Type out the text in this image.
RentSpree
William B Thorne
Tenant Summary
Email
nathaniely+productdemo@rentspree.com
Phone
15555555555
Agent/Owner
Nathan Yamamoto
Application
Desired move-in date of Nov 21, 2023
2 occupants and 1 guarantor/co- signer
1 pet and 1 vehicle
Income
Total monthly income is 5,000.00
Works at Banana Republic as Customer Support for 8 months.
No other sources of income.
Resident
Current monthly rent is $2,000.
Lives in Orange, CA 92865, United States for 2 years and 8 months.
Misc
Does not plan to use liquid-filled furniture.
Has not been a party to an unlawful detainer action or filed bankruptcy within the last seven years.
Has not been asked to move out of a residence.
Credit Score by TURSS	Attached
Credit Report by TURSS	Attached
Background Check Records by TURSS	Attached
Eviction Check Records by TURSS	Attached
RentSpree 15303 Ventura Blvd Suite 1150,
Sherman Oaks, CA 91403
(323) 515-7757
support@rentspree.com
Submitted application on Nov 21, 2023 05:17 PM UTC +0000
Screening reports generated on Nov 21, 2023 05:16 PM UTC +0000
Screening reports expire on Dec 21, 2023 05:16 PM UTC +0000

- - - - -

Reproduce each entry exactly, leaving out nothing.

* Answer in full *
Type out the text in this image.
RentSpree
William B Thorne
Tenant Summary
Email
nathaniely+productdemo@rentspree.com
Phone
15555555555
Agent/Owner
Nathan Yamamoto
Application
Desired move-in date of Nov 21, 2023
2 occupants and 1 guarantor/co- signer
1 pet and 1 vehicle
Income
Total monthly income is 5,000.00
Works at Banana Republic as Customer Support for 8 months.
No other sources of income.
Resident
Current monthly rent is $2,000.
Lives in Orange, CA 92865, United States for 2 years and 8 months.
Misc
Does not plan to use liquid-filled furniture.
Has not been a party to an unlawful detainer action or filed bankruptcy within the last seven years.
Has not been asked to move out of a residence.
Credit Score by TURSS	Attached
Credit Report by TURSS	Attached
Background Check Records by TURSS	Attached
Eviction Check Records by TURSS	Attached
RentSpree 15303 Ventura Blvd Suite 1150,
Sherman Oaks, CA 91403
(323) 515-7757
support@rentspree.com
Submitted application on Nov 21, 2023 05:17 PM UTC +0000
Screening reports generated on Nov 21, 2023 05:16 PM UTC +0000
Screening reports expire on Dec 21, 2023 05:16 PM UTC +0000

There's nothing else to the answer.